--- Start Material provided ---

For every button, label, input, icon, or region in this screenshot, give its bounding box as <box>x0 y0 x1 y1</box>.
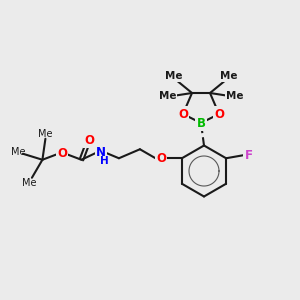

--- End Material provided ---
--- Start Material provided ---

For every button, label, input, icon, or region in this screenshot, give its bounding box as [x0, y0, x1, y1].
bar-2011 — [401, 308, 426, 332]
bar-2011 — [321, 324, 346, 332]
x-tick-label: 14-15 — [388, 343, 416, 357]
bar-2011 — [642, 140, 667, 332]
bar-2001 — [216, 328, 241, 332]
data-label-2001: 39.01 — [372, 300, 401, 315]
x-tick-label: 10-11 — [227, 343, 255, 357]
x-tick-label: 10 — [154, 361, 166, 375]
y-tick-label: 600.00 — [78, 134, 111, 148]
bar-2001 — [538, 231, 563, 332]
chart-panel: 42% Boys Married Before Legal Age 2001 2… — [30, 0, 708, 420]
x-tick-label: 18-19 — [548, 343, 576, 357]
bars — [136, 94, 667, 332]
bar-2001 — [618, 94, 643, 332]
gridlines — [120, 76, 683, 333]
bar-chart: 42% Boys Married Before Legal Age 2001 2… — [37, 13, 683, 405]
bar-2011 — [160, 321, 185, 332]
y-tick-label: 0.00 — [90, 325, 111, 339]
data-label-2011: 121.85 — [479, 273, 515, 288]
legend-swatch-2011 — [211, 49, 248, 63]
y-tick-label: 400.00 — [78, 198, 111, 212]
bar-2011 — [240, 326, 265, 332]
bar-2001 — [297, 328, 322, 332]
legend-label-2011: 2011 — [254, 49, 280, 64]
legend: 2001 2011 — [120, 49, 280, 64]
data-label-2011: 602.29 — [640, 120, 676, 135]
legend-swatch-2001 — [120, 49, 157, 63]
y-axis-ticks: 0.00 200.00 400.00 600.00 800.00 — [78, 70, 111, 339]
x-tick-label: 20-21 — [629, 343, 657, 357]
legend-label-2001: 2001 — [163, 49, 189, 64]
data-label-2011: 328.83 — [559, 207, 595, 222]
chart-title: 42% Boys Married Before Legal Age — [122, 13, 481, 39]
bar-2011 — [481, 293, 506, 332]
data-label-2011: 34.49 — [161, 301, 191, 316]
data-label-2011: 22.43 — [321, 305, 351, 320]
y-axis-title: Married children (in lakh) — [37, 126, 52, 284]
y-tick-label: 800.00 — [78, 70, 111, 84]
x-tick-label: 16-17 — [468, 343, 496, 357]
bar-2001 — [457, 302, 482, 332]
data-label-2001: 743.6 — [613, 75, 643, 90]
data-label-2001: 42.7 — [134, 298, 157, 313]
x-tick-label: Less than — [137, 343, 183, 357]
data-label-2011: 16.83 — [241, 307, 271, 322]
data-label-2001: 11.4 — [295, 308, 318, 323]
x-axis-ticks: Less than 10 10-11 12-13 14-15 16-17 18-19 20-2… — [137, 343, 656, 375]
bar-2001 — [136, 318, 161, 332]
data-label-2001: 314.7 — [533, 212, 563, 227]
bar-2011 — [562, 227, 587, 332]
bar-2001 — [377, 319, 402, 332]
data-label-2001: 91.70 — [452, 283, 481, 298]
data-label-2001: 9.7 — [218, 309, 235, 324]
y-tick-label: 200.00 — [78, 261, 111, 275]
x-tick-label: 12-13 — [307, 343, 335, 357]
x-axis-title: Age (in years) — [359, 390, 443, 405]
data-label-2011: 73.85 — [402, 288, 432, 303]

--- End Material provided ---

Goal: Starting at the line that contains "y0, x1, y1]." and ending with the line that contains "bar-chart: 42% Boys", write those items out again with "x-tick-label" swapped for "x-axis-label" and nothing else changed.

Reply to the exercise:
For every button, label, input, icon, or region in this screenshot, give its bounding box as [x0, y0, x1, y1].
bar-2011 — [401, 308, 426, 332]
bar-2011 — [321, 324, 346, 332]
x-axis-label: 14-15 — [388, 343, 416, 357]
bar-2011 — [642, 140, 667, 332]
bar-2001 — [216, 328, 241, 332]
data-label-2001: 39.01 — [372, 300, 401, 315]
x-axis-label: 10-11 — [227, 343, 255, 357]
x-axis-label: 10 — [154, 361, 166, 375]
y-tick-label: 600.00 — [78, 134, 111, 148]
bar-2001 — [538, 231, 563, 332]
chart-panel: 42% Boys Married Before Legal Age 2001 2… — [30, 0, 708, 420]
x-axis-label: 18-19 — [548, 343, 576, 357]
bars — [136, 94, 667, 332]
bar-2001 — [618, 94, 643, 332]
gridlines — [120, 76, 683, 333]
bar-chart: 42% Boys Married Before Legal Age 2001 2… — [37, 13, 683, 405]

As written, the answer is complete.